- [Your task]
Reproduce the material in full, unchanged.

- [Provided entries]
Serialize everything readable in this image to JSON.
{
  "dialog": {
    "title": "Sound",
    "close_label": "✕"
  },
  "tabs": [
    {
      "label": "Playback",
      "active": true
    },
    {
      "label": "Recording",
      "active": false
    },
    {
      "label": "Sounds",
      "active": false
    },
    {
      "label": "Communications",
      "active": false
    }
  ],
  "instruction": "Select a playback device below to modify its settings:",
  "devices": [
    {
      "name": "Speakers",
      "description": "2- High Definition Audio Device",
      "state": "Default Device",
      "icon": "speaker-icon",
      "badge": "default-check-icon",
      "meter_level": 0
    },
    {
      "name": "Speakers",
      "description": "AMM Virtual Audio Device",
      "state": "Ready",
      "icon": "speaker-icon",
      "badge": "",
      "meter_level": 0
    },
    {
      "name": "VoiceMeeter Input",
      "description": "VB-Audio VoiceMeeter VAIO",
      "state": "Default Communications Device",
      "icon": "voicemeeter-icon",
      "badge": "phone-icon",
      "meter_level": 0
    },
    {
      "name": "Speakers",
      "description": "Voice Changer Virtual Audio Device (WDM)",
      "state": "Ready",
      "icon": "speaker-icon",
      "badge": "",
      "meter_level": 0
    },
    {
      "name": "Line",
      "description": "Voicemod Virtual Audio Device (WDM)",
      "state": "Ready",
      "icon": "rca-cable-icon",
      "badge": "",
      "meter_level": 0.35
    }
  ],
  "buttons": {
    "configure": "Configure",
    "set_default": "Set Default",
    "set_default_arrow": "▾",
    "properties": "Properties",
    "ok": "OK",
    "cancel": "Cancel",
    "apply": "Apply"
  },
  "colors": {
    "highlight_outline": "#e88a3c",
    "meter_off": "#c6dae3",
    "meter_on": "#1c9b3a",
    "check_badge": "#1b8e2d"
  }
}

- [Result of the exercise]
Serialize everything readable in this image to JSON.
{
  "dialog": {
    "title": "Sound",
    "close_label": "✕"
  },
  "tabs": [
    {
      "label": "Playback",
      "active": true
    },
    {
      "label": "Recording",
      "active": false
    },
    {
      "label": "Sounds",
      "active": false
    },
    {
      "label": "Communications",
      "active": false
    }
  ],
  "instruction": "Select a playback device below to modify its settings:",
  "devices": [
    {
      "name": "Speakers",
      "description": "2- High Definition Audio Device",
      "state": "Default Device",
      "icon": "speaker-icon",
      "badge": "default-check-icon",
      "meter_level": 0
    },
    {
      "name": "Speakers",
      "description": "AMM Virtual Audio Device",
      "state": "Ready",
      "icon": "speaker-icon",
      "badge": "",
      "meter_level": 0
    },
    {
      "name": "VoiceMeeter Input",
      "description": "VB-Audio VoiceMeeter VAIO",
      "state": "Default Communications Device",
      "icon": "voicemeeter-icon",
      "badge": "phone-icon",
      "meter_level": 0
    },
    {
      "name": "Speakers",
      "description": "Voice Changer Virtual Audio Device (WDM)",
      "state": "Ready",
      "icon": "speaker-icon",
      "badge": "",
      "meter_level": 0
    },
    {
      "name": "Line",
      "description": "Voicemod Virtual Audio Device (WDM)",
      "state": "Ready",
      "icon": "rca-cable-icon",
      "badge": "",
      "meter_level": 0.35
    }
  ],
  "buttons": {
    "configure": "Configure",
    "set_default": "Set Default",
    "set_default_arrow": "▾",
    "properties": "Properties",
    "ok": "OK",
    "cancel": "Cancel",
    "apply": "Apply"
  },
  "colors": {
    "highlight_outline": "#e88a3c",
    "meter_off": "#c6dae3",
    "meter_on": "#1c9b3a",
    "check_badge": "#1b8e2d"
  }
}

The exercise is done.